Lines of data:
* * *

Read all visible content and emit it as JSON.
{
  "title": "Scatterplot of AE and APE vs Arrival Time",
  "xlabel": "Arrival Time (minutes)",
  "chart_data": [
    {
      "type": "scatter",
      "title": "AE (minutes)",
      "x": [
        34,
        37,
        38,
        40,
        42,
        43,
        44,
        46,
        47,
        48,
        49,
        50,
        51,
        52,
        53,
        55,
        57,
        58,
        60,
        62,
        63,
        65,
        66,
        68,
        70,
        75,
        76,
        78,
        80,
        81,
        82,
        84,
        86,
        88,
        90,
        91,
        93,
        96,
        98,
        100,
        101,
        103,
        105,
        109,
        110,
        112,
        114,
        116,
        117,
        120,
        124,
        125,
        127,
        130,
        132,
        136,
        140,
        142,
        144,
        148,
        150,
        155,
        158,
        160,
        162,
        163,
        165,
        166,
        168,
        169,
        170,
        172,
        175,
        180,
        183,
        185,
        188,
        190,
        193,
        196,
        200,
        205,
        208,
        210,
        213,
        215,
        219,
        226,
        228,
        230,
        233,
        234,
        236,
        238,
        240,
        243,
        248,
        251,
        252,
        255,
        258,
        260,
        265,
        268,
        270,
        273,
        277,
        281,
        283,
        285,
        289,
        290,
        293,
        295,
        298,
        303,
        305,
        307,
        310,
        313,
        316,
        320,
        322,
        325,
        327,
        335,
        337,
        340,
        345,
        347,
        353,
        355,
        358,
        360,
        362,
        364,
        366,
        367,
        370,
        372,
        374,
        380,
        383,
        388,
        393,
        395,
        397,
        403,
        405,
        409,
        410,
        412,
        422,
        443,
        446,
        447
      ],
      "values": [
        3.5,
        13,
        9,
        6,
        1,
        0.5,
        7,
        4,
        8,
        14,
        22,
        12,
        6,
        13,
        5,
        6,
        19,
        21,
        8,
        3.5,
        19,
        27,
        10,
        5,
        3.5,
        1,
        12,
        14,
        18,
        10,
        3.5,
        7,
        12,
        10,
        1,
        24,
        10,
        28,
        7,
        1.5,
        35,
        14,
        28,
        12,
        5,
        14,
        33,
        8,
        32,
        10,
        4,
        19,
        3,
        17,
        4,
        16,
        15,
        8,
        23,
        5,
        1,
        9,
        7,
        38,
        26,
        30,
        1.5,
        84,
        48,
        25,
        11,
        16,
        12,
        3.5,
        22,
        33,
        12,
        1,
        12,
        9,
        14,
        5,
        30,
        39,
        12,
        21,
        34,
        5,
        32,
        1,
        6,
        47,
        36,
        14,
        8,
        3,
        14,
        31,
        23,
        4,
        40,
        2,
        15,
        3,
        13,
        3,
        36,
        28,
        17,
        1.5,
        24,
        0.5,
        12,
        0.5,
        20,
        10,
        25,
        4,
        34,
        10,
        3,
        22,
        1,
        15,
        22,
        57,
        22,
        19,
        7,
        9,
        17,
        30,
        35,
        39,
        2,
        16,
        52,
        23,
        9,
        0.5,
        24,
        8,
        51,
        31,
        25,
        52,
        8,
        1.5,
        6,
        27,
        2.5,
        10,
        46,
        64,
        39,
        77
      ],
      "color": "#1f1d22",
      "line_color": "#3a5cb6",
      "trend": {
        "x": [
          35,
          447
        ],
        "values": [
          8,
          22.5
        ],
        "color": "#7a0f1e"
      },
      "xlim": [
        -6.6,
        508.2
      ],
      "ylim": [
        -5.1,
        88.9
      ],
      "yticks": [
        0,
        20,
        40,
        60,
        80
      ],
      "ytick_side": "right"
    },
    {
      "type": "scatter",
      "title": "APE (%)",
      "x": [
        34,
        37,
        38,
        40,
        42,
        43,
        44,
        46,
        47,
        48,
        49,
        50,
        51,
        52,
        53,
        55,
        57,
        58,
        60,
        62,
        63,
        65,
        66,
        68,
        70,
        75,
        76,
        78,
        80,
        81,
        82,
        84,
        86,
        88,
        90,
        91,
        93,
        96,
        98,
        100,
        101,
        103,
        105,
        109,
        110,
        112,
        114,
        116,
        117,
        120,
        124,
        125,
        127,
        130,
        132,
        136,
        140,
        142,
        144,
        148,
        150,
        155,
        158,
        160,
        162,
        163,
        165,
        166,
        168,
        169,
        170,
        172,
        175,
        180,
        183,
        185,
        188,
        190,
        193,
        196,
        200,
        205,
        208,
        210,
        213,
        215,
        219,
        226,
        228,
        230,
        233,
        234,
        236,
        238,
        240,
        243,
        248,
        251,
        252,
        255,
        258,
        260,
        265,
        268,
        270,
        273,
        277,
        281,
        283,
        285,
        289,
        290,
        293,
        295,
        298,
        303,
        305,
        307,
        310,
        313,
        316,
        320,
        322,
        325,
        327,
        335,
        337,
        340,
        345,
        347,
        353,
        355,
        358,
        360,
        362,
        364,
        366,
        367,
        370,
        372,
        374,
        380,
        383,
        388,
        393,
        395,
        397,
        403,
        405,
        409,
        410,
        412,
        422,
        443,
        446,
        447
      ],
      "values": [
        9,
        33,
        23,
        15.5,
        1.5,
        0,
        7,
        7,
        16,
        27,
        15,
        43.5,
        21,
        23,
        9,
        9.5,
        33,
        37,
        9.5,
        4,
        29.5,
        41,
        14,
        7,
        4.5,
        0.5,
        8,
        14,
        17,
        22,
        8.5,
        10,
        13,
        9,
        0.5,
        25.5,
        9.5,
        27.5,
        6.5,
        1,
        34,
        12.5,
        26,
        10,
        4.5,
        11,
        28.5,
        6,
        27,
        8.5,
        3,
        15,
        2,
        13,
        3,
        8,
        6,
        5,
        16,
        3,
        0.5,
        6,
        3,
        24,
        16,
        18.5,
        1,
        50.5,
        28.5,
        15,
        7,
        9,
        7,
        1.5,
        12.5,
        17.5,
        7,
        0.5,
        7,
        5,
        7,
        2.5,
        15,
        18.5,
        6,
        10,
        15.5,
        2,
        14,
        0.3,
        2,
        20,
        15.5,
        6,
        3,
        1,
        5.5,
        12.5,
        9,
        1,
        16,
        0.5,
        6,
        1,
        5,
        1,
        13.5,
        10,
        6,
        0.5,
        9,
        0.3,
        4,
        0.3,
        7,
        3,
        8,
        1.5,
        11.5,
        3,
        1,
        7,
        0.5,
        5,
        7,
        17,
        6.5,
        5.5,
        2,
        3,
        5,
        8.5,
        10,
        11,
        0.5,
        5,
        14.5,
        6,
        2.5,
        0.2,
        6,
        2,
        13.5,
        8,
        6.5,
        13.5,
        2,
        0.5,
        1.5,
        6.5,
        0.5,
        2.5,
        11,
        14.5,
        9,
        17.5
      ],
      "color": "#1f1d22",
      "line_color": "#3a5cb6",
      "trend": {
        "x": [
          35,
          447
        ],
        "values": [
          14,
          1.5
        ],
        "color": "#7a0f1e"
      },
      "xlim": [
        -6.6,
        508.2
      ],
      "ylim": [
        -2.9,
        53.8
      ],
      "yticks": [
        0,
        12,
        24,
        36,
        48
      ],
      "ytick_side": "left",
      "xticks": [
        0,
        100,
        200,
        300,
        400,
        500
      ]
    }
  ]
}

* * *

_Objective_
Each line of the material above needs to be quoted exactly, please.

_Solution to this problem_
Read all visible content and emit it as JSON.
{
  "title": "Scatterplot of AE and APE vs Arrival Time",
  "xlabel": "Arrival Time (minutes)",
  "chart_data": [
    {
      "type": "scatter",
      "title": "AE (minutes)",
      "x": [
        34,
        37,
        38,
        40,
        42,
        43,
        44,
        46,
        47,
        48,
        49,
        50,
        51,
        52,
        53,
        55,
        57,
        58,
        60,
        62,
        63,
        65,
        66,
        68,
        70,
        75,
        76,
        78,
        80,
        81,
        82,
        84,
        86,
        88,
        90,
        91,
        93,
        96,
        98,
        100,
        101,
        103,
        105,
        109,
        110,
        112,
        114,
        116,
        117,
        120,
        124,
        125,
        127,
        130,
        132,
        136,
        140,
        142,
        144,
        148,
        150,
        155,
        158,
        160,
        162,
        163,
        165,
        166,
        168,
        169,
        170,
        172,
        175,
        180,
        183,
        185,
        188,
        190,
        193,
        196,
        200,
        205,
        208,
        210,
        213,
        215,
        219,
        226,
        228,
        230,
        233,
        234,
        236,
        238,
        240,
        243,
        248,
        251,
        252,
        255,
        258,
        260,
        265,
        268,
        270,
        273,
        277,
        281,
        283,
        285,
        289,
        290,
        293,
        295,
        298,
        303,
        305,
        307,
        310,
        313,
        316,
        320,
        322,
        325,
        327,
        335,
        337,
        340,
        345,
        347,
        353,
        355,
        358,
        360,
        362,
        364,
        366,
        367,
        370,
        372,
        374,
        380,
        383,
        388,
        393,
        395,
        397,
        403,
        405,
        409,
        410,
        412,
        422,
        443,
        446,
        447
      ],
      "values": [
        3.5,
        13,
        9,
        6,
        1,
        0.5,
        7,
        4,
        8,
        14,
        22,
        12,
        6,
        13,
        5,
        6,
        19,
        21,
        8,
        3.5,
        19,
        27,
        10,
        5,
        3.5,
        1,
        12,
        14,
        18,
        10,
        3.5,
        7,
        12,
        10,
        1,
        24,
        10,
        28,
        7,
        1.5,
        35,
        14,
        28,
        12,
        5,
        14,
        33,
        8,
        32,
        10,
        4,
        19,
        3,
        17,
        4,
        16,
        15,
        8,
        23,
        5,
        1,
        9,
        7,
        38,
        26,
        30,
        1.5,
        84,
        48,
        25,
        11,
        16,
        12,
        3.5,
        22,
        33,
        12,
        1,
        12,
        9,
        14,
        5,
        30,
        39,
        12,
        21,
        34,
        5,
        32,
        1,
        6,
        47,
        36,
        14,
        8,
        3,
        14,
        31,
        23,
        4,
        40,
        2,
        15,
        3,
        13,
        3,
        36,
        28,
        17,
        1.5,
        24,
        0.5,
        12,
        0.5,
        20,
        10,
        25,
        4,
        34,
        10,
        3,
        22,
        1,
        15,
        22,
        57,
        22,
        19,
        7,
        9,
        17,
        30,
        35,
        39,
        2,
        16,
        52,
        23,
        9,
        0.5,
        24,
        8,
        51,
        31,
        25,
        52,
        8,
        1.5,
        6,
        27,
        2.5,
        10,
        46,
        64,
        39,
        77
      ],
      "color": "#1f1d22",
      "line_color": "#3a5cb6",
      "trend": {
        "x": [
          35,
          447
        ],
        "values": [
          8,
          22.5
        ],
        "color": "#7a0f1e"
      },
      "xlim": [
        -6.6,
        508.2
      ],
      "ylim": [
        -5.1,
        88.9
      ],
      "yticks": [
        0,
        20,
        40,
        60,
        80
      ],
      "ytick_side": "right"
    },
    {
      "type": "scatter",
      "title": "APE (%)",
      "x": [
        34,
        37,
        38,
        40,
        42,
        43,
        44,
        46,
        47,
        48,
        49,
        50,
        51,
        52,
        53,
        55,
        57,
        58,
        60,
        62,
        63,
        65,
        66,
        68,
        70,
        75,
        76,
        78,
        80,
        81,
        82,
        84,
        86,
        88,
        90,
        91,
        93,
        96,
        98,
        100,
        101,
        103,
        105,
        109,
        110,
        112,
        114,
        116,
        117,
        120,
        124,
        125,
        127,
        130,
        132,
        136,
        140,
        142,
        144,
        148,
        150,
        155,
        158,
        160,
        162,
        163,
        165,
        166,
        168,
        169,
        170,
        172,
        175,
        180,
        183,
        185,
        188,
        190,
        193,
        196,
        200,
        205,
        208,
        210,
        213,
        215,
        219,
        226,
        228,
        230,
        233,
        234,
        236,
        238,
        240,
        243,
        248,
        251,
        252,
        255,
        258,
        260,
        265,
        268,
        270,
        273,
        277,
        281,
        283,
        285,
        289,
        290,
        293,
        295,
        298,
        303,
        305,
        307,
        310,
        313,
        316,
        320,
        322,
        325,
        327,
        335,
        337,
        340,
        345,
        347,
        353,
        355,
        358,
        360,
        362,
        364,
        366,
        367,
        370,
        372,
        374,
        380,
        383,
        388,
        393,
        395,
        397,
        403,
        405,
        409,
        410,
        412,
        422,
        443,
        446,
        447
      ],
      "values": [
        9,
        33,
        23,
        15.5,
        1.5,
        0,
        7,
        7,
        16,
        27,
        15,
        43.5,
        21,
        23,
        9,
        9.5,
        33,
        37,
        9.5,
        4,
        29.5,
        41,
        14,
        7,
        4.5,
        0.5,
        8,
        14,
        17,
        22,
        8.5,
        10,
        13,
        9,
        0.5,
        25.5,
        9.5,
        27.5,
        6.5,
        1,
        34,
        12.5,
        26,
        10,
        4.5,
        11,
        28.5,
        6,
        27,
        8.5,
        3,
        15,
        2,
        13,
        3,
        8,
        6,
        5,
        16,
        3,
        0.5,
        6,
        3,
        24,
        16,
        18.5,
        1,
        50.5,
        28.5,
        15,
        7,
        9,
        7,
        1.5,
        12.5,
        17.5,
        7,
        0.5,
        7,
        5,
        7,
        2.5,
        15,
        18.5,
        6,
        10,
        15.5,
        2,
        14,
        0.3,
        2,
        20,
        15.5,
        6,
        3,
        1,
        5.5,
        12.5,
        9,
        1,
        16,
        0.5,
        6,
        1,
        5,
        1,
        13.5,
        10,
        6,
        0.5,
        9,
        0.3,
        4,
        0.3,
        7,
        3,
        8,
        1.5,
        11.5,
        3,
        1,
        7,
        0.5,
        5,
        7,
        17,
        6.5,
        5.5,
        2,
        3,
        5,
        8.5,
        10,
        11,
        0.5,
        5,
        14.5,
        6,
        2.5,
        0.2,
        6,
        2,
        13.5,
        8,
        6.5,
        13.5,
        2,
        0.5,
        1.5,
        6.5,
        0.5,
        2.5,
        11,
        14.5,
        9,
        17.5
      ],
      "color": "#1f1d22",
      "line_color": "#3a5cb6",
      "trend": {
        "x": [
          35,
          447
        ],
        "values": [
          14,
          1.5
        ],
        "color": "#7a0f1e"
      },
      "xlim": [
        -6.6,
        508.2
      ],
      "ylim": [
        -2.9,
        53.8
      ],
      "yticks": [
        0,
        12,
        24,
        36,
        48
      ],
      "ytick_side": "left",
      "xticks": [
        0,
        100,
        200,
        300,
        400,
        500
      ]
    }
  ]
}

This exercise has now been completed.